* Stored data
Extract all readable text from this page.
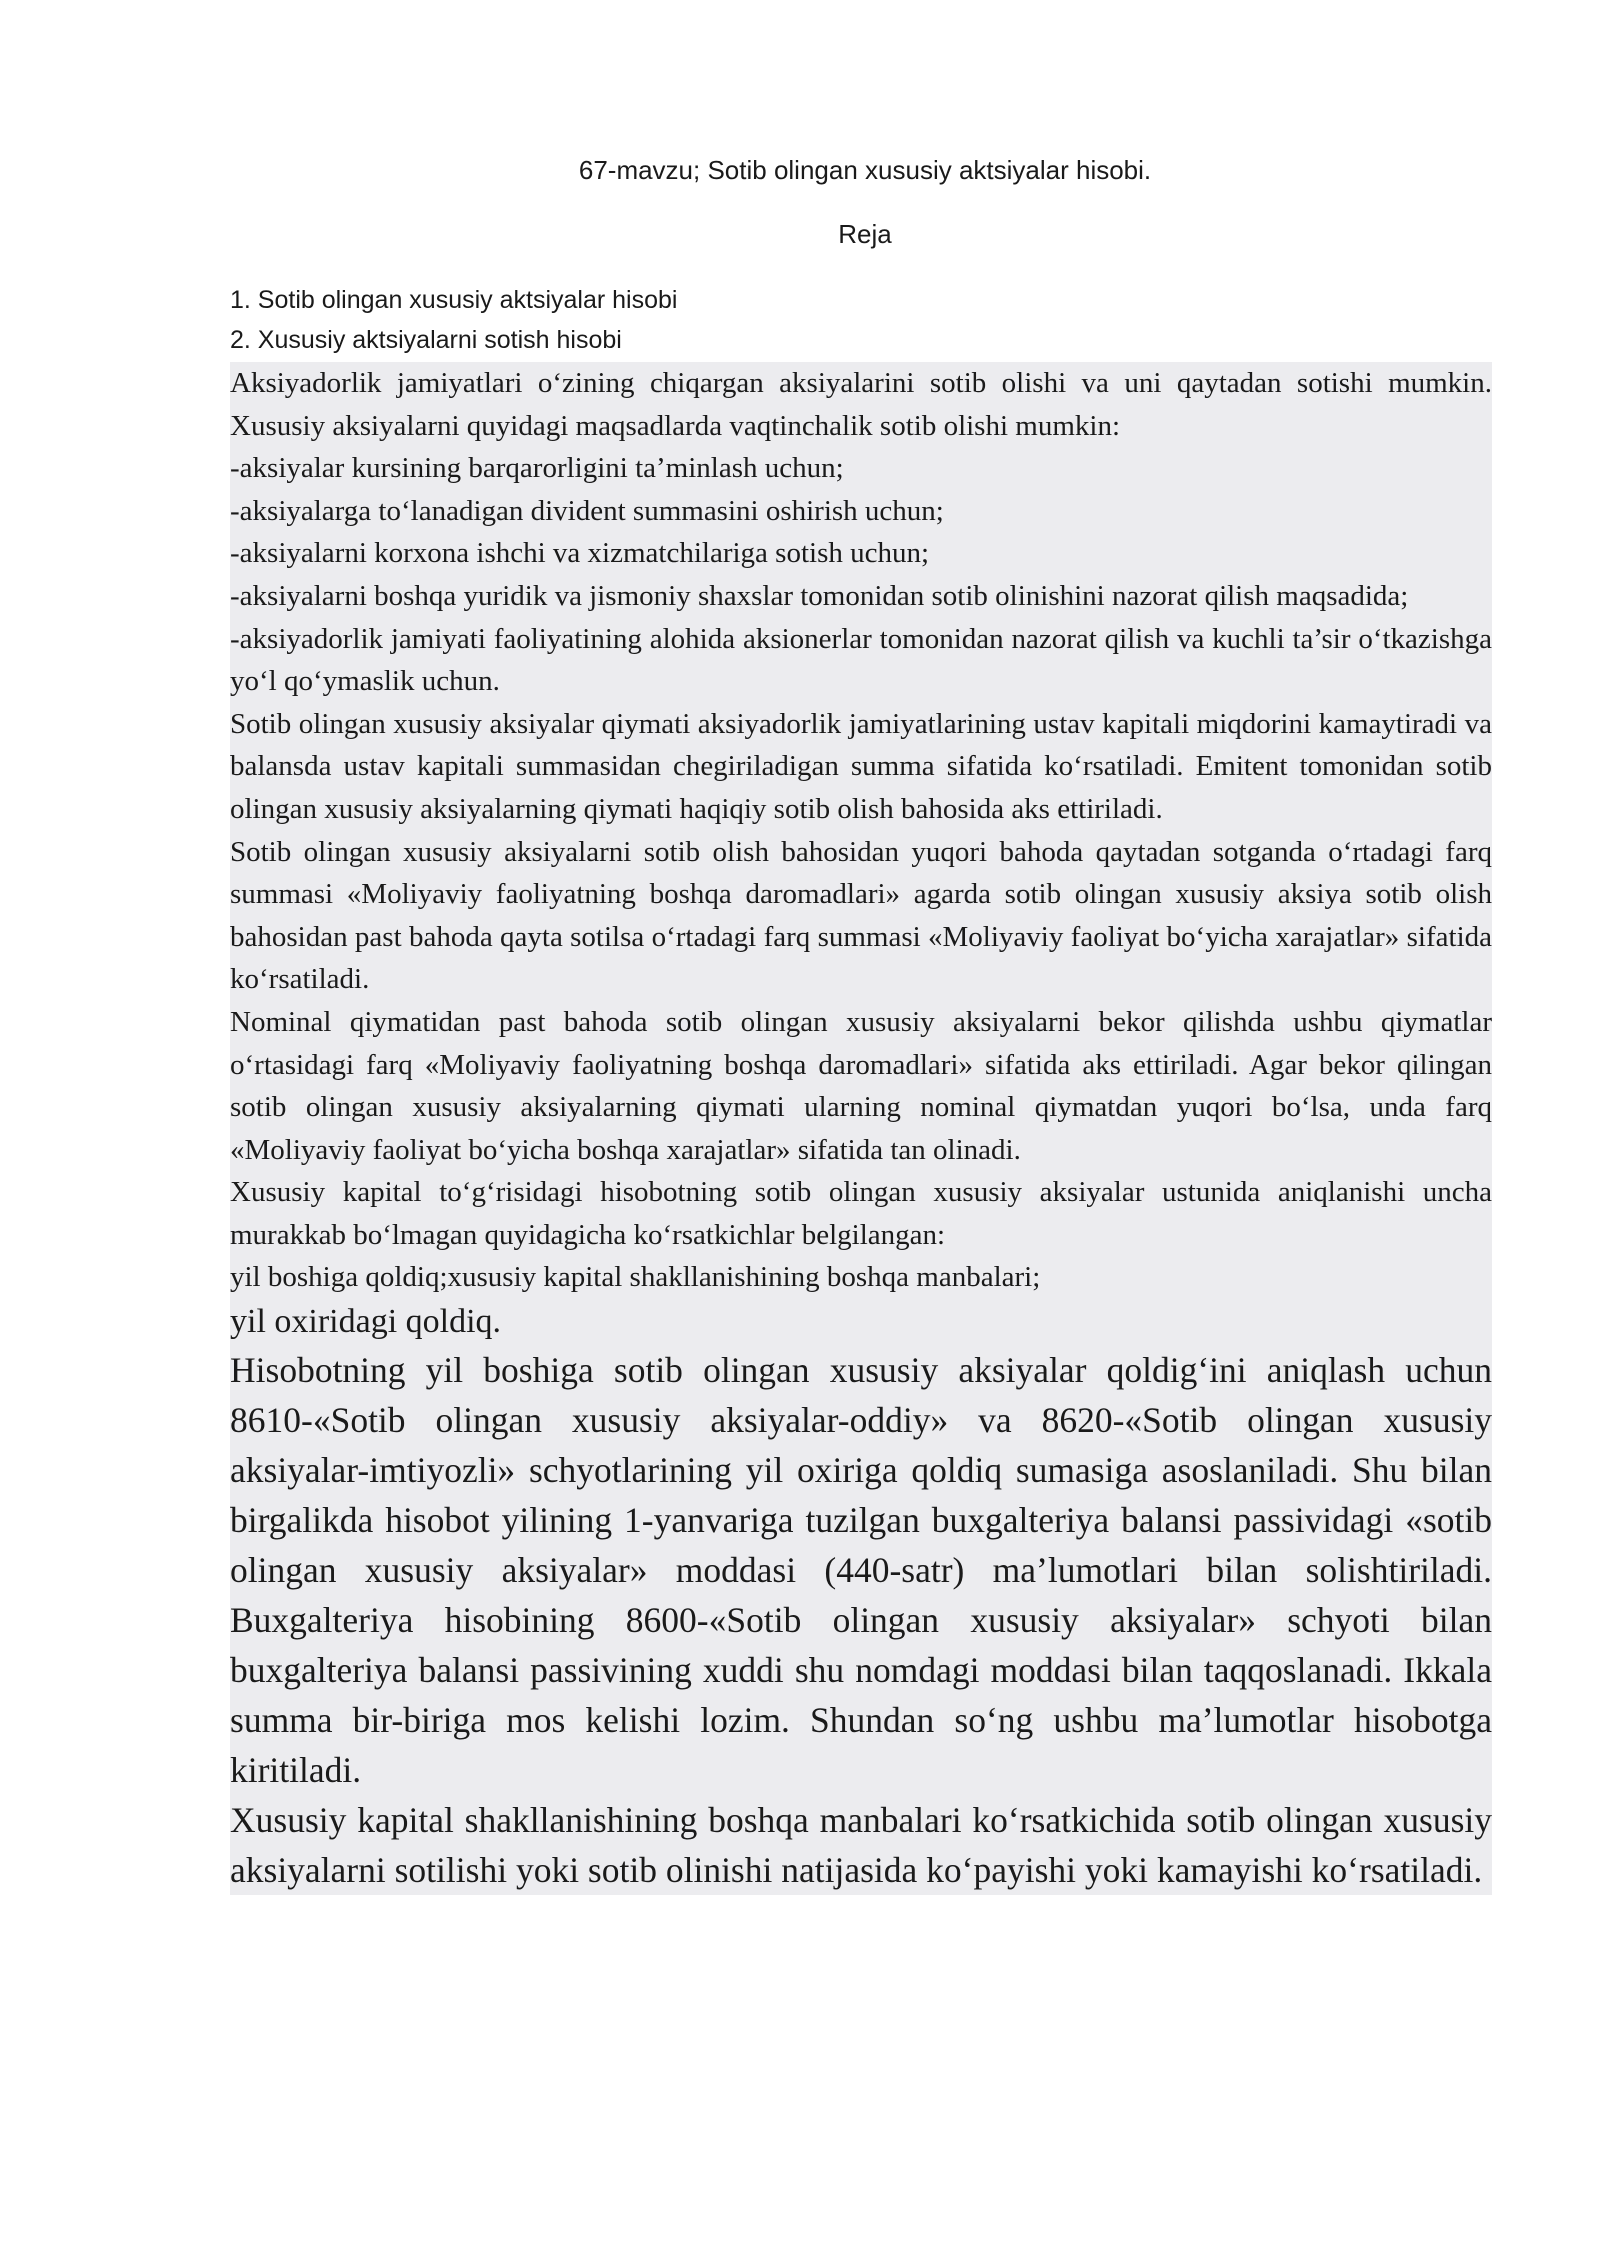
67-mavzu; Sotib olingan xususiy aktsiyalar hisobi.
Reja
1. Sotib olingan xususiy aktsiyalar hisobi
2. Xususiy aktsiyalarni sotish hisobi

Aksiyadorlik jamiyatlari o‘zining chiqargan aksiyalarini sotib olishi va uni qaytadan sotishi mumkin. Xususiy aksiyalarni quyidagi maqsadlarda vaqtinchalik sotib olishi mumkin:

-aksiyalar kursining barqarorligini ta’minlash uchun;

-aksiyalarga to‘lanadigan divident summasini oshirish uchun;

-aksiyalarni korxona ishchi va xizmatchilariga sotish uchun;

-aksiyalarni boshqa yuridik va jismoniy shaxslar tomonidan sotib olinishini nazorat qilish maqsadida;

-aksiyadorlik jamiyati faoliyatining alohida aksionerlar tomonidan nazorat qilish va kuchli ta’sir o‘tkazishga yo‘l qo‘ymaslik uchun.

Sotib olingan xususiy aksiyalar qiymati aksiyadorlik jamiyatlarining ustav kapitali miqdorini kamaytiradi va balansda ustav kapitali summasidan chegiriladigan summa sifatida ko‘rsatiladi. Emitent tomonidan sotib olingan xususiy aksiyalarning qiymati haqiqiy sotib olish bahosida aks ettiriladi.

Sotib olingan xususiy aksiyalarni sotib olish bahosidan yuqori bahoda qaytadan sotganda o‘rtadagi farq summasi «Moliyaviy faoliyatning boshqa daromadlari» agarda sotib olingan xususiy aksiya sotib olish bahosidan past bahoda qayta sotilsa o‘rtadagi farq summasi «Moliyaviy faoliyat bo‘yicha xarajatlar» sifatida ko‘rsatiladi.

Nominal qiymatidan past bahoda sotib olingan xususiy aksiyalarni bekor qilishda ushbu qiymatlar o‘rtasidagi farq «Moliyaviy faoliyatning boshqa daromadlari» sifatida aks ettiriladi. Agar bekor qilingan sotib olingan xususiy aksiyalarning qiymati ularning nominal qiymatdan yuqori bo‘lsa, unda farq «Moliyaviy faoliyat bo‘yicha boshqa xarajatlar» sifatida tan olinadi.

Xususiy kapital to‘g‘risidagi hisobotning sotib olingan xususiy aksiyalar ustunida aniqlanishi uncha murakkab bo‘lmagan quyidagicha ko‘rsatkichlar belgilangan:

yil boshiga qoldiq;xususiy kapital shakllanishining boshqa manbalari;

yil oxiridagi qoldiq.

Hisobotning yil boshiga sotib olingan xususiy aksiyalar qoldig‘ini aniqlash uchun 8610-«Sotib olingan xususiy aksiyalar-oddiy» va 8620-«Sotib olingan xususiy aksiyalar-imtiyozli» schyotlarining yil oxiriga qoldiq sumasiga asoslaniladi. Shu bilan birgalikda hisobot yilining 1-yanvariga tuzilgan buxgalteriya balansi passividagi «sotib olingan xususiy aksiyalar» moddasi (440-satr) ma’lumotlari bilan solishtiriladi. Buxgalteriya hisobining 8600-«Sotib olingan xususiy aksiyalar» schyoti bilan buxgalteriya balansi passivining xuddi shu nomdagi moddasi bilan taqqoslanadi. Ikkala summa bir-biriga mos kelishi lozim. Shundan so‘ng ushbu ma’lumotlar hisobotga kiritiladi.

Xususiy kapital shakllanishining boshqa manbalari ko‘rsatkichida sotib olingan xususiy aksiyalarni sotilishi yoki sotib olinishi natijasida ko‘payishi yoki kamayishi ko‘rsatiladi.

* Problem description
Pull every line containing the word "shakllanishining" out of the material.

* The result
yil boshiga qoldiq;xususiy kapital shakllanishining boshqa manbalari;
Xususiy kapital shakllanishining boshqa manbalari ko‘rsatkichida sotib olingan xususiy aksiyalarni sotilishi yoki sotib olinishi natijasida ko‘payishi yoki kamayishi ko‘rsatiladi.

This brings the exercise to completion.